Entries with figure data:
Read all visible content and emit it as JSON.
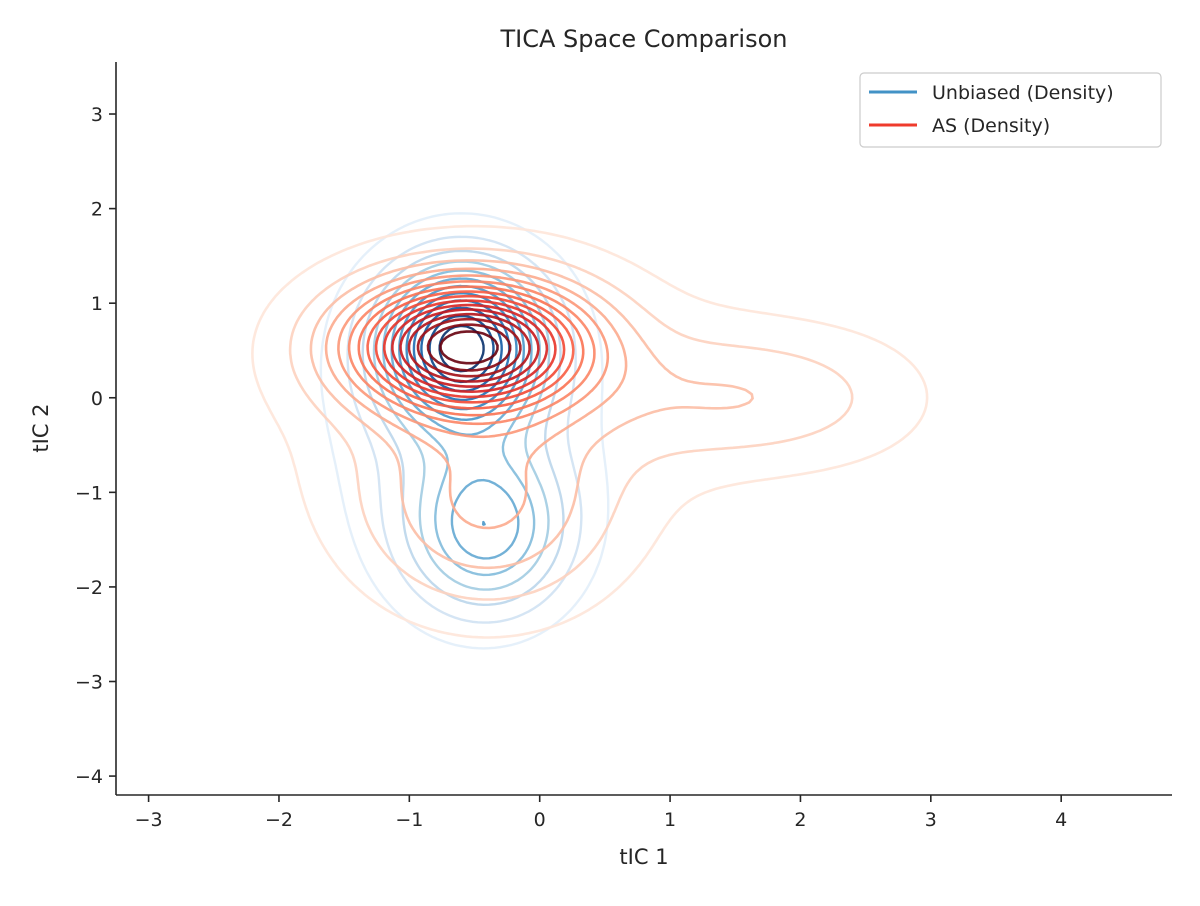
{
  "chart_data": {
    "type": "contour",
    "title": "TICA Space Comparison",
    "xlabel": "tIC 1",
    "ylabel": "tIC 2",
    "xlim": [
      -3.25,
      4.85
    ],
    "ylim": [
      -4.2,
      3.55
    ],
    "xticks": [
      -3,
      -2,
      -1,
      0,
      1,
      2,
      3,
      4
    ],
    "yticks": [
      -4,
      -3,
      -2,
      -1,
      0,
      1,
      2,
      3
    ],
    "xtick_labels": [
      "−3",
      "−2",
      "−1",
      "0",
      "1",
      "2",
      "3",
      "4"
    ],
    "ytick_labels": [
      "−4",
      "−3",
      "−2",
      "−1",
      "0",
      "1",
      "2",
      "3"
    ],
    "grid": false,
    "legend_position": "top-right",
    "series": [
      {
        "name": "Unbiased (Density)",
        "color": "#4292c6",
        "colormap": "Blues",
        "levels": 12,
        "components": [
          {
            "weight": 1.0,
            "mean": [
              -0.6,
              0.55
            ],
            "sd": [
              0.4,
              0.55
            ]
          },
          {
            "weight": 0.5,
            "mean": [
              -0.4,
              -1.4
            ],
            "sd": [
              0.42,
              0.6
            ]
          },
          {
            "weight": 0.2,
            "mean": [
              -0.6,
              -0.2
            ],
            "sd": [
              0.75,
              1.3
            ]
          }
        ]
      },
      {
        "name": "AS (Density)",
        "color": "#ef3b2c",
        "colormap": "Reds",
        "levels": 16,
        "components": [
          {
            "weight": 1.0,
            "mean": [
              -0.55,
              0.55
            ],
            "sd": [
              0.6,
              0.45
            ]
          },
          {
            "weight": 0.22,
            "mean": [
              -0.4,
              -1.2
            ],
            "sd": [
              0.7,
              0.8
            ]
          },
          {
            "weight": 0.14,
            "mean": [
              1.5,
              0.0
            ],
            "sd": [
              0.75,
              0.5
            ]
          },
          {
            "weight": 0.1,
            "mean": [
              -0.4,
              0.2
            ],
            "sd": [
              1.4,
              1.3
            ]
          },
          {
            "weight": 0.05,
            "mean": [
              2.5,
              0.0
            ],
            "sd": [
              0.7,
              0.65
            ]
          }
        ]
      }
    ]
  }
}
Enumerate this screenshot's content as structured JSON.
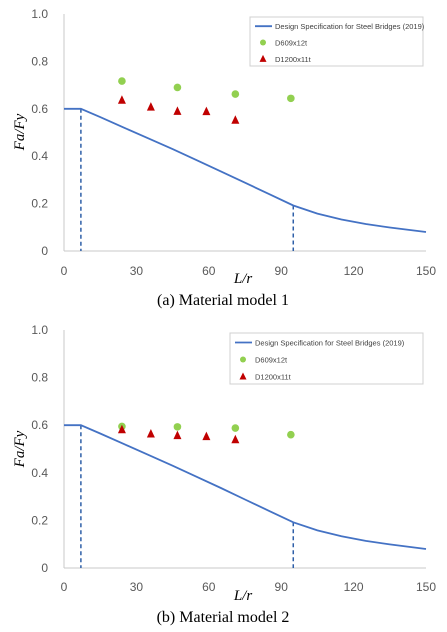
{
  "chart_data": [
    {
      "type": "line",
      "caption": "(a) Material model 1",
      "xlabel": "L/r",
      "ylabel": "Fa/Fy",
      "xlim": [
        0,
        150
      ],
      "ylim": [
        0,
        1.0
      ],
      "xticks": [
        "0",
        "30",
        "60",
        "90",
        "120",
        "150"
      ],
      "yticks": [
        "0",
        "0.2",
        "0.4",
        "0.6",
        "0.8",
        "1.0"
      ],
      "grid": false,
      "legend_position": "top-right",
      "legend": [
        "Design Specification for Steel Bridges (2019)",
        "D609x12t",
        "D1200x11t"
      ],
      "curve": {
        "name": "Design Specification for Steel Bridges (2019)",
        "color": "#4472C4",
        "x": [
          0,
          7,
          15,
          25,
          35,
          45,
          55,
          65,
          75,
          85,
          95,
          105,
          115,
          125,
          135,
          150
        ],
        "y": [
          0.6,
          0.6,
          0.565,
          0.52,
          0.475,
          0.43,
          0.383,
          0.336,
          0.288,
          0.24,
          0.192,
          0.158,
          0.133,
          0.114,
          0.099,
          0.08
        ]
      },
      "series": [
        {
          "name": "D609x12t",
          "marker": "circle",
          "color": "#92D050",
          "x": [
            24,
            47,
            71,
            94
          ],
          "y": [
            0.717,
            0.69,
            0.662,
            0.644
          ]
        },
        {
          "name": "D1200x11t",
          "marker": "triangle",
          "color": "#C00000",
          "x": [
            24,
            36,
            47,
            59,
            71
          ],
          "y": [
            0.637,
            0.608,
            0.59,
            0.589,
            0.553
          ]
        }
      ],
      "dashed_markers": {
        "color": "#2E5FA8",
        "x": [
          7,
          95
        ]
      }
    },
    {
      "type": "line",
      "caption": "(b) Material model 2",
      "xlabel": "L/r",
      "ylabel": "Fa/Fy",
      "xlim": [
        0,
        150
      ],
      "ylim": [
        0,
        1.0
      ],
      "xticks": [
        "0",
        "30",
        "60",
        "90",
        "120",
        "150"
      ],
      "yticks": [
        "0",
        "0.2",
        "0.4",
        "0.6",
        "0.8",
        "1.0"
      ],
      "grid": false,
      "legend_position": "top-right",
      "legend": [
        "Design Specification for Steel Bridges (2019)",
        "D609x12t",
        "D1200x11t"
      ],
      "curve": {
        "name": "Design Specification for Steel Bridges (2019)",
        "color": "#4472C4",
        "x": [
          0,
          7,
          15,
          25,
          35,
          45,
          55,
          65,
          75,
          85,
          95,
          105,
          115,
          125,
          135,
          150
        ],
        "y": [
          0.6,
          0.6,
          0.565,
          0.52,
          0.475,
          0.43,
          0.383,
          0.336,
          0.288,
          0.24,
          0.192,
          0.158,
          0.133,
          0.114,
          0.099,
          0.08
        ]
      },
      "series": [
        {
          "name": "D609x12t",
          "marker": "circle",
          "color": "#92D050",
          "x": [
            24,
            47,
            71,
            94
          ],
          "y": [
            0.595,
            0.593,
            0.588,
            0.56
          ]
        },
        {
          "name": "D1200x11t",
          "marker": "triangle",
          "color": "#C00000",
          "x": [
            24,
            36,
            47,
            59,
            71
          ],
          "y": [
            0.582,
            0.564,
            0.557,
            0.553,
            0.54
          ]
        }
      ],
      "dashed_markers": {
        "color": "#2E5FA8",
        "x": [
          7,
          95
        ]
      }
    }
  ]
}
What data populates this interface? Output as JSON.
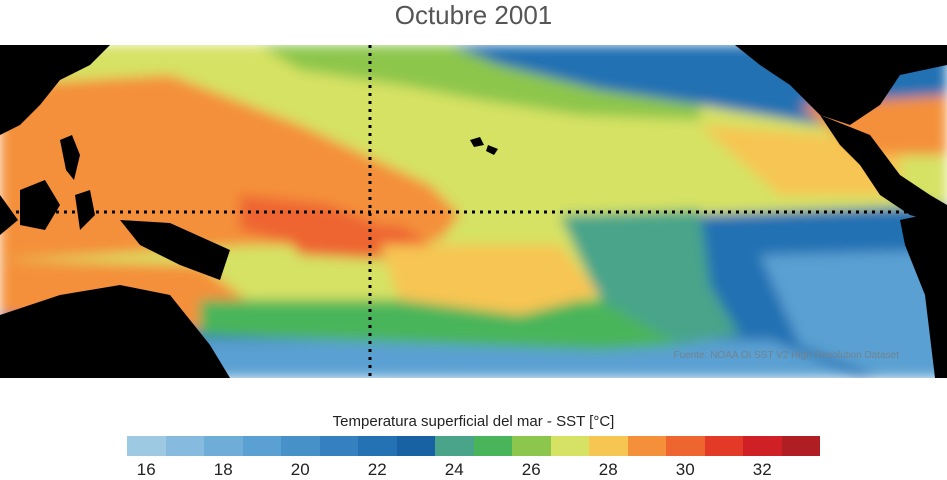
{
  "title": "Octubre 2001",
  "credit": "Fuente: NOAA OI SST V2 High Resolution Dataset",
  "colorbar": {
    "label": "Temperatura superficial del mar - SST  [°C]",
    "colors": [
      "#9ec9e3",
      "#86bbdf",
      "#6fadd9",
      "#5aa0d2",
      "#4791c9",
      "#3581bf",
      "#2471b3",
      "#1862a3",
      "#4aa48a",
      "#48b55a",
      "#8cc64c",
      "#d6e264",
      "#f7c552",
      "#f4903a",
      "#ee6530",
      "#e23a27",
      "#cf2026",
      "#b01e23"
    ],
    "ticks": [
      "16",
      "18",
      "20",
      "22",
      "24",
      "26",
      "28",
      "30",
      "32"
    ],
    "tick_values": [
      16,
      18,
      20,
      22,
      24,
      26,
      28,
      30,
      32
    ],
    "range": [
      15.5,
      33.5
    ]
  },
  "palette": {
    "land": "#000000",
    "cold": "#2471b3",
    "cool": "#5aa0d2",
    "teal": "#4aa48a",
    "green": "#48b55a",
    "lightgreen": "#8cc64c",
    "yellowgreen": "#d6e264",
    "yellow": "#f7c552",
    "orange": "#f4903a",
    "redorange": "#ee6530"
  }
}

▶ [DESCRIPTION OF THE TASK]:
Scan the material and collect every line that contains "model".

▶ [FINISHED EXERCISE]:
      "caption": "(a) Material model 1",
      "caption": "(b) Material model 2",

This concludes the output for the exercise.